▶ _TASK_
Copy every line of the data that contains the string "this".

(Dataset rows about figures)
^^^^

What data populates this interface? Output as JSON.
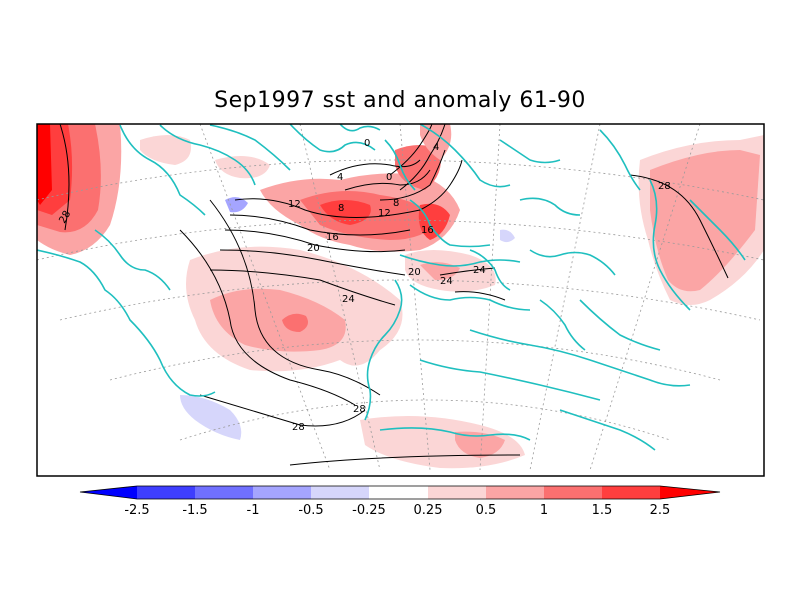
{
  "title": "Sep1997 sst and anomaly 61-90",
  "colors": {
    "coastline": "#1fbfbf",
    "frame": "#000000",
    "contour": "#000000"
  },
  "contour_labels": [
    "28",
    "12",
    "16",
    "20",
    "24",
    "28",
    "28",
    "8",
    "12",
    "16",
    "20",
    "24",
    "24",
    "8",
    "4",
    "0",
    "4",
    "0",
    "28"
  ],
  "colorbar": {
    "ticks": [
      "-2.5",
      "-1.5",
      "-1",
      "-0.5",
      "-0.25",
      "0.25",
      "0.5",
      "1",
      "1.5",
      "2.5"
    ],
    "colors": [
      "#0000ff",
      "#3e3eff",
      "#7070ff",
      "#a5a5ff",
      "#d6d6fb",
      "#ffffff",
      "#fbd6d6",
      "#fba5a5",
      "#fb7070",
      "#ff3e3e",
      "#ff0000"
    ]
  }
}
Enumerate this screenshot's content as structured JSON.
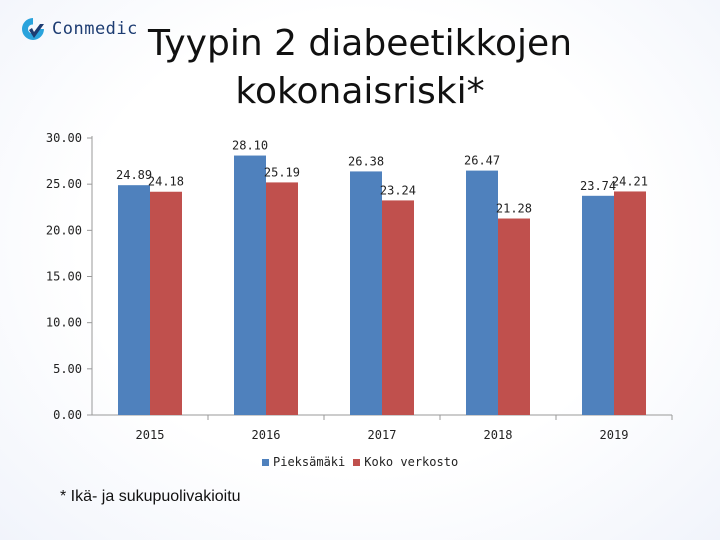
{
  "logo": {
    "text": "Conmedic"
  },
  "title": {
    "line1": "Tyypin 2 diabeetikkojen",
    "line2": "kokonaisriski*"
  },
  "footnote": "* Ikä- ja sukupuolivakioitu",
  "colors": {
    "series1": "#4f81bd",
    "series2": "#c0504d",
    "logo_blue": "#2aa3dc",
    "logo_dark": "#1d3c72"
  },
  "chart_data": {
    "type": "bar",
    "categories": [
      "2015",
      "2016",
      "2017",
      "2018",
      "2019"
    ],
    "series": [
      {
        "name": "Pieksämäki",
        "values": [
          24.89,
          28.1,
          26.38,
          26.47,
          23.74
        ],
        "labels": [
          "24.89",
          "28.10",
          "26.38",
          "26.47",
          "23.74"
        ]
      },
      {
        "name": "Koko verkosto",
        "values": [
          24.18,
          25.19,
          23.24,
          21.28,
          24.21
        ],
        "labels": [
          "24.18",
          "25.19",
          "23.24",
          "21.28",
          "24.21"
        ]
      }
    ],
    "y_ticks": [
      "0.00",
      "5.00",
      "10.00",
      "15.00",
      "20.00",
      "25.00",
      "30.00"
    ],
    "ylim": [
      0,
      30
    ],
    "legend_position": "bottom",
    "grid": false
  }
}
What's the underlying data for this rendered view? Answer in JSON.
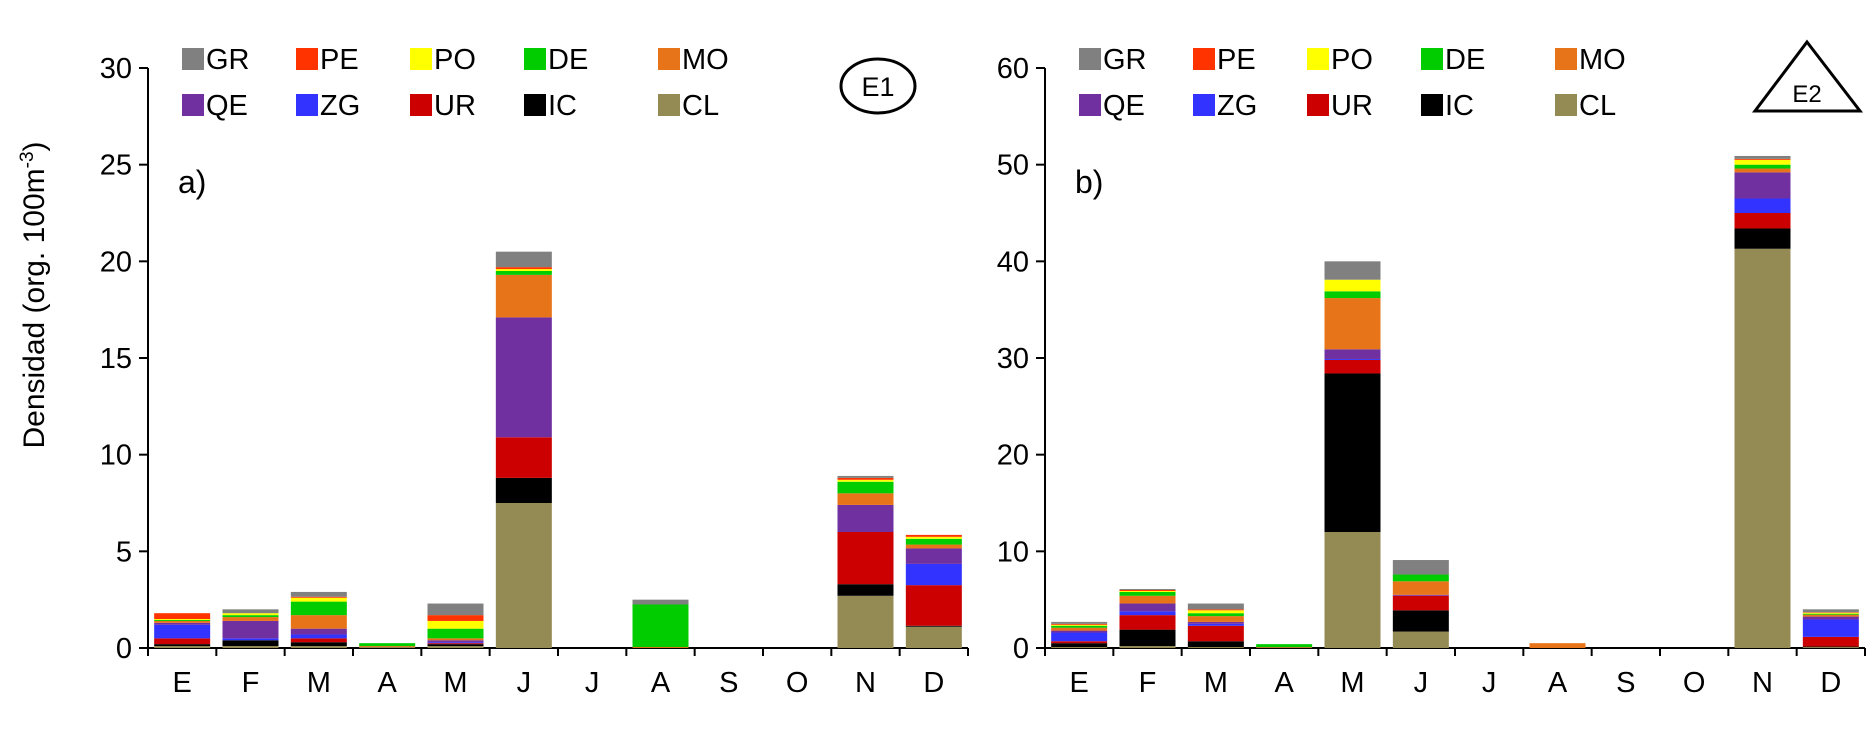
{
  "ylabel": "Densidad (org. 100m",
  "ylabel_sup": "-3",
  "legend_order": [
    "GR",
    "PE",
    "PO",
    "DE",
    "MO",
    "QE",
    "ZG",
    "UR",
    "IC",
    "CL"
  ],
  "stack_order": [
    "CL",
    "IC",
    "UR",
    "ZG",
    "QE",
    "MO",
    "DE",
    "PO",
    "PE",
    "GR"
  ],
  "colors": {
    "GR": "#808080",
    "PE": "#ff3300",
    "PO": "#ffff00",
    "DE": "#00cc00",
    "MO": "#e8741a",
    "QE": "#7030a0",
    "ZG": "#3333ff",
    "UR": "#cc0000",
    "IC": "#000000",
    "CL": "#948a54"
  },
  "chart_data": [
    {
      "type": "bar",
      "stacked": true,
      "panel_label": "a)",
      "marker": "E1",
      "marker_shape": "circle",
      "categories": [
        "E",
        "F",
        "M",
        "A",
        "M",
        "J",
        "J",
        "A",
        "S",
        "O",
        "N",
        "D"
      ],
      "ylim": [
        0,
        30
      ],
      "yticks": [
        "0",
        "5",
        "10",
        "15",
        "20",
        "25",
        "30"
      ],
      "legend": "top",
      "series": [
        {
          "name": "CL",
          "values": [
            0.1,
            0.1,
            0.1,
            0.05,
            0.1,
            7.5,
            0,
            0,
            0,
            0,
            2.7,
            1.1
          ]
        },
        {
          "name": "IC",
          "values": [
            0.1,
            0.3,
            0.2,
            0,
            0.1,
            1.3,
            0,
            0,
            0,
            0,
            0.6,
            0.05
          ]
        },
        {
          "name": "UR",
          "values": [
            0.3,
            0,
            0.2,
            0,
            0.05,
            2.1,
            0,
            0,
            0,
            0,
            2.7,
            2.1
          ]
        },
        {
          "name": "ZG",
          "values": [
            0.7,
            0.1,
            0.2,
            0,
            0.05,
            0,
            0,
            0,
            0,
            0,
            0,
            1.1
          ]
        },
        {
          "name": "QE",
          "values": [
            0.1,
            0.9,
            0.3,
            0,
            0.1,
            6.2,
            0,
            0,
            0,
            0,
            1.4,
            0.8
          ]
        },
        {
          "name": "MO",
          "values": [
            0.1,
            0.2,
            0.7,
            0.05,
            0.1,
            2.2,
            0,
            0.05,
            0,
            0,
            0.6,
            0.2
          ]
        },
        {
          "name": "DE",
          "values": [
            0.05,
            0.1,
            0.7,
            0.15,
            0.5,
            0.2,
            0,
            2.2,
            0,
            0,
            0.6,
            0.3
          ]
        },
        {
          "name": "PO",
          "values": [
            0.05,
            0.1,
            0.2,
            0,
            0.4,
            0.1,
            0,
            0,
            0,
            0,
            0.1,
            0.1
          ]
        },
        {
          "name": "PE",
          "values": [
            0.3,
            0,
            0.05,
            0,
            0.3,
            0.1,
            0,
            0,
            0,
            0,
            0.1,
            0.1
          ]
        },
        {
          "name": "GR",
          "values": [
            0,
            0.2,
            0.25,
            0,
            0.6,
            0.8,
            0,
            0.25,
            0,
            0,
            0.1,
            0
          ]
        }
      ]
    },
    {
      "type": "bar",
      "stacked": true,
      "panel_label": "b)",
      "marker": "E2",
      "marker_shape": "triangle",
      "categories": [
        "E",
        "F",
        "M",
        "A",
        "M",
        "J",
        "J",
        "A",
        "S",
        "O",
        "N",
        "D"
      ],
      "ylim": [
        0,
        60
      ],
      "yticks": [
        "0",
        "10",
        "20",
        "30",
        "40",
        "50",
        "60"
      ],
      "legend": "top",
      "series": [
        {
          "name": "CL",
          "values": [
            0.1,
            0.2,
            0.1,
            0.05,
            12,
            1.7,
            0,
            0,
            0,
            0,
            41.3,
            0.1
          ]
        },
        {
          "name": "IC",
          "values": [
            0.4,
            1.7,
            0.6,
            0,
            16.4,
            2.2,
            0,
            0,
            0,
            0,
            2.1,
            0.05
          ]
        },
        {
          "name": "UR",
          "values": [
            0.2,
            1.5,
            1.6,
            0,
            1.4,
            1.5,
            0,
            0,
            0,
            0,
            1.6,
            1.0
          ]
        },
        {
          "name": "ZG",
          "values": [
            0.9,
            0.4,
            0.2,
            0,
            0.1,
            0,
            0,
            0,
            0,
            0,
            1.5,
            1.8
          ]
        },
        {
          "name": "QE",
          "values": [
            0.2,
            0.8,
            0.2,
            0,
            1,
            0.1,
            0,
            0,
            0,
            0,
            2.7,
            0.3
          ]
        },
        {
          "name": "MO",
          "values": [
            0.3,
            0.8,
            0.6,
            0.05,
            5.3,
            1.4,
            0,
            0.5,
            0,
            0,
            0.4,
            0.2
          ]
        },
        {
          "name": "DE",
          "values": [
            0.2,
            0.4,
            0.3,
            0.3,
            0.7,
            0.7,
            0,
            0,
            0,
            0,
            0.4,
            0.1
          ]
        },
        {
          "name": "PO",
          "values": [
            0.1,
            0.1,
            0.3,
            0,
            1.2,
            0,
            0,
            0,
            0,
            0,
            0.5,
            0.1
          ]
        },
        {
          "name": "PE",
          "values": [
            0.1,
            0.1,
            0.1,
            0,
            0,
            0,
            0,
            0,
            0,
            0,
            0.1,
            0.05
          ]
        },
        {
          "name": "GR",
          "values": [
            0.2,
            0.1,
            0.6,
            0,
            1.9,
            1.5,
            0,
            0,
            0,
            0,
            0.3,
            0.3
          ]
        }
      ]
    }
  ]
}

^^^^

▶ _ANSWER FOR THE TASK_
What data populates this interface? Output as JSON.
Enumerate this screenshot's content as structured JSON.
What's the underlying data for this rendered view? Answer in JSON.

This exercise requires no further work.